-- BEGIN --

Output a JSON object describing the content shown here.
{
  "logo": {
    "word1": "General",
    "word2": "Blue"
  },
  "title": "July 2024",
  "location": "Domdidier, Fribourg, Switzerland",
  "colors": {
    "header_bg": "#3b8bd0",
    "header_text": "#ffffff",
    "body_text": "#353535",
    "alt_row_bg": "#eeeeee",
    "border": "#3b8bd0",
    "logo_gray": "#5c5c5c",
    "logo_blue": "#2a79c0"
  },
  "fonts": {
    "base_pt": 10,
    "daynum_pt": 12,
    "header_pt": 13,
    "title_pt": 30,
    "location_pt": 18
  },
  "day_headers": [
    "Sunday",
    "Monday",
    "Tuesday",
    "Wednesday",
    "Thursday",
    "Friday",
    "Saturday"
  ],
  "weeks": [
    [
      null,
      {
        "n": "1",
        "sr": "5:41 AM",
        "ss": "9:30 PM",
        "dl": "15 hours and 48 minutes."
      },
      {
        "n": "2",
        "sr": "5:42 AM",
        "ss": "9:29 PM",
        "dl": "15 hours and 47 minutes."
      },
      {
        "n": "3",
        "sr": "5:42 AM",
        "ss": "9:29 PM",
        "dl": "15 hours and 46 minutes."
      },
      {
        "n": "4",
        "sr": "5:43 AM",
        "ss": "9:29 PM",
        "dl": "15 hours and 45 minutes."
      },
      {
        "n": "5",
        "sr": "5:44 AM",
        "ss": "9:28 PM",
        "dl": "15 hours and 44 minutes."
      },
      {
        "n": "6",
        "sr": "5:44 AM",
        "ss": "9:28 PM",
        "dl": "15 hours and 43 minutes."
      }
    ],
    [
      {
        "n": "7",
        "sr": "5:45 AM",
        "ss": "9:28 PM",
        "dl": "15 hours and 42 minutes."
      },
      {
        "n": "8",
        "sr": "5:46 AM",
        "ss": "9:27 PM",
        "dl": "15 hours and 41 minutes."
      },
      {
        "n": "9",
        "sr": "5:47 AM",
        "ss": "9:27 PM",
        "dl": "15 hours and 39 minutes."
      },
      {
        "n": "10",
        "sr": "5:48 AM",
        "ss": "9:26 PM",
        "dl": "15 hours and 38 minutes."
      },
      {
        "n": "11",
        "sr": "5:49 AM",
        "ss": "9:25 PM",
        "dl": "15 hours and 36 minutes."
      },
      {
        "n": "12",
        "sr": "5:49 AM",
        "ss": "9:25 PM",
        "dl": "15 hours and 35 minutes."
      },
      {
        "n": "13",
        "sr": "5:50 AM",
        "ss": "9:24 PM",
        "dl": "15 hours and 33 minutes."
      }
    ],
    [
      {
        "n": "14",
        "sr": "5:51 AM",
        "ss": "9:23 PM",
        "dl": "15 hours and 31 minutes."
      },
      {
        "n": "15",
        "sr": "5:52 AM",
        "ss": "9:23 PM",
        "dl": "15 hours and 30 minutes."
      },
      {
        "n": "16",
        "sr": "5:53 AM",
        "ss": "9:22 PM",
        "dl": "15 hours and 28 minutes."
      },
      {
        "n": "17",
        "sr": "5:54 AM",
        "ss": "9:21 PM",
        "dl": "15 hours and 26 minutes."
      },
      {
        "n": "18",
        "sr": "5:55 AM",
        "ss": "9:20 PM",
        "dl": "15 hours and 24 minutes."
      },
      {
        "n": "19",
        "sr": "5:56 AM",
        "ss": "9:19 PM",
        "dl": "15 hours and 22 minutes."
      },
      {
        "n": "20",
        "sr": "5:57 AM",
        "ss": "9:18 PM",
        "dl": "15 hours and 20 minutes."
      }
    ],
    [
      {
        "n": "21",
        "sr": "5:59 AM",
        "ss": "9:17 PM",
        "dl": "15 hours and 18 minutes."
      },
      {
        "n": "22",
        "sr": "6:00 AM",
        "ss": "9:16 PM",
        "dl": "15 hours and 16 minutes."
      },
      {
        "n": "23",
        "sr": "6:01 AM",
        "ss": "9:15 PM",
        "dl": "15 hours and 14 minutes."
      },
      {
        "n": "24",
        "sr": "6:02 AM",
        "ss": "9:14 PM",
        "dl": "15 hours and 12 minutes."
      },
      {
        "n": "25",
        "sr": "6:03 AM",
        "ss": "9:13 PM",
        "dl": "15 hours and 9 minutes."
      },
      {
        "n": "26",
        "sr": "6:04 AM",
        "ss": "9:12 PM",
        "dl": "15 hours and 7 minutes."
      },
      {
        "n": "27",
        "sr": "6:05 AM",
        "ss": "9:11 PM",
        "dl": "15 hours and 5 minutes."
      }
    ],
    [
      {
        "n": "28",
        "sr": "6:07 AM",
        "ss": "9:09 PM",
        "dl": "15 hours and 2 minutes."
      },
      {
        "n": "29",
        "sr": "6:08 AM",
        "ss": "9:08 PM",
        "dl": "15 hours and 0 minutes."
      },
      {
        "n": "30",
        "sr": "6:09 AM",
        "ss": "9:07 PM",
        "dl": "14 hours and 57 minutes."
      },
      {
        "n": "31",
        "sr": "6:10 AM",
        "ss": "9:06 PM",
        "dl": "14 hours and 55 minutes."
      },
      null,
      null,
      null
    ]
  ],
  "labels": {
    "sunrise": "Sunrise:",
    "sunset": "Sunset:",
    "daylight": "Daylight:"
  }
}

-- END --

Request: Hand back the material above in full, exactly as written.

Result of the task:
Output a JSON object describing the content shown here.
{
  "logo": {
    "word1": "General",
    "word2": "Blue"
  },
  "title": "July 2024",
  "location": "Domdidier, Fribourg, Switzerland",
  "colors": {
    "header_bg": "#3b8bd0",
    "header_text": "#ffffff",
    "body_text": "#353535",
    "alt_row_bg": "#eeeeee",
    "border": "#3b8bd0",
    "logo_gray": "#5c5c5c",
    "logo_blue": "#2a79c0"
  },
  "fonts": {
    "base_pt": 10,
    "daynum_pt": 12,
    "header_pt": 13,
    "title_pt": 30,
    "location_pt": 18
  },
  "day_headers": [
    "Sunday",
    "Monday",
    "Tuesday",
    "Wednesday",
    "Thursday",
    "Friday",
    "Saturday"
  ],
  "weeks": [
    [
      null,
      {
        "n": "1",
        "sr": "5:41 AM",
        "ss": "9:30 PM",
        "dl": "15 hours and 48 minutes."
      },
      {
        "n": "2",
        "sr": "5:42 AM",
        "ss": "9:29 PM",
        "dl": "15 hours and 47 minutes."
      },
      {
        "n": "3",
        "sr": "5:42 AM",
        "ss": "9:29 PM",
        "dl": "15 hours and 46 minutes."
      },
      {
        "n": "4",
        "sr": "5:43 AM",
        "ss": "9:29 PM",
        "dl": "15 hours and 45 minutes."
      },
      {
        "n": "5",
        "sr": "5:44 AM",
        "ss": "9:28 PM",
        "dl": "15 hours and 44 minutes."
      },
      {
        "n": "6",
        "sr": "5:44 AM",
        "ss": "9:28 PM",
        "dl": "15 hours and 43 minutes."
      }
    ],
    [
      {
        "n": "7",
        "sr": "5:45 AM",
        "ss": "9:28 PM",
        "dl": "15 hours and 42 minutes."
      },
      {
        "n": "8",
        "sr": "5:46 AM",
        "ss": "9:27 PM",
        "dl": "15 hours and 41 minutes."
      },
      {
        "n": "9",
        "sr": "5:47 AM",
        "ss": "9:27 PM",
        "dl": "15 hours and 39 minutes."
      },
      {
        "n": "10",
        "sr": "5:48 AM",
        "ss": "9:26 PM",
        "dl": "15 hours and 38 minutes."
      },
      {
        "n": "11",
        "sr": "5:49 AM",
        "ss": "9:25 PM",
        "dl": "15 hours and 36 minutes."
      },
      {
        "n": "12",
        "sr": "5:49 AM",
        "ss": "9:25 PM",
        "dl": "15 hours and 35 minutes."
      },
      {
        "n": "13",
        "sr": "5:50 AM",
        "ss": "9:24 PM",
        "dl": "15 hours and 33 minutes."
      }
    ],
    [
      {
        "n": "14",
        "sr": "5:51 AM",
        "ss": "9:23 PM",
        "dl": "15 hours and 31 minutes."
      },
      {
        "n": "15",
        "sr": "5:52 AM",
        "ss": "9:23 PM",
        "dl": "15 hours and 30 minutes."
      },
      {
        "n": "16",
        "sr": "5:53 AM",
        "ss": "9:22 PM",
        "dl": "15 hours and 28 minutes."
      },
      {
        "n": "17",
        "sr": "5:54 AM",
        "ss": "9:21 PM",
        "dl": "15 hours and 26 minutes."
      },
      {
        "n": "18",
        "sr": "5:55 AM",
        "ss": "9:20 PM",
        "dl": "15 hours and 24 minutes."
      },
      {
        "n": "19",
        "sr": "5:56 AM",
        "ss": "9:19 PM",
        "dl": "15 hours and 22 minutes."
      },
      {
        "n": "20",
        "sr": "5:57 AM",
        "ss": "9:18 PM",
        "dl": "15 hours and 20 minutes."
      }
    ],
    [
      {
        "n": "21",
        "sr": "5:59 AM",
        "ss": "9:17 PM",
        "dl": "15 hours and 18 minutes."
      },
      {
        "n": "22",
        "sr": "6:00 AM",
        "ss": "9:16 PM",
        "dl": "15 hours and 16 minutes."
      },
      {
        "n": "23",
        "sr": "6:01 AM",
        "ss": "9:15 PM",
        "dl": "15 hours and 14 minutes."
      },
      {
        "n": "24",
        "sr": "6:02 AM",
        "ss": "9:14 PM",
        "dl": "15 hours and 12 minutes."
      },
      {
        "n": "25",
        "sr": "6:03 AM",
        "ss": "9:13 PM",
        "dl": "15 hours and 9 minutes."
      },
      {
        "n": "26",
        "sr": "6:04 AM",
        "ss": "9:12 PM",
        "dl": "15 hours and 7 minutes."
      },
      {
        "n": "27",
        "sr": "6:05 AM",
        "ss": "9:11 PM",
        "dl": "15 hours and 5 minutes."
      }
    ],
    [
      {
        "n": "28",
        "sr": "6:07 AM",
        "ss": "9:09 PM",
        "dl": "15 hours and 2 minutes."
      },
      {
        "n": "29",
        "sr": "6:08 AM",
        "ss": "9:08 PM",
        "dl": "15 hours and 0 minutes."
      },
      {
        "n": "30",
        "sr": "6:09 AM",
        "ss": "9:07 PM",
        "dl": "14 hours and 57 minutes."
      },
      {
        "n": "31",
        "sr": "6:10 AM",
        "ss": "9:06 PM",
        "dl": "14 hours and 55 minutes."
      },
      null,
      null,
      null
    ]
  ],
  "labels": {
    "sunrise": "Sunrise:",
    "sunset": "Sunset:",
    "daylight": "Daylight:"
  }
}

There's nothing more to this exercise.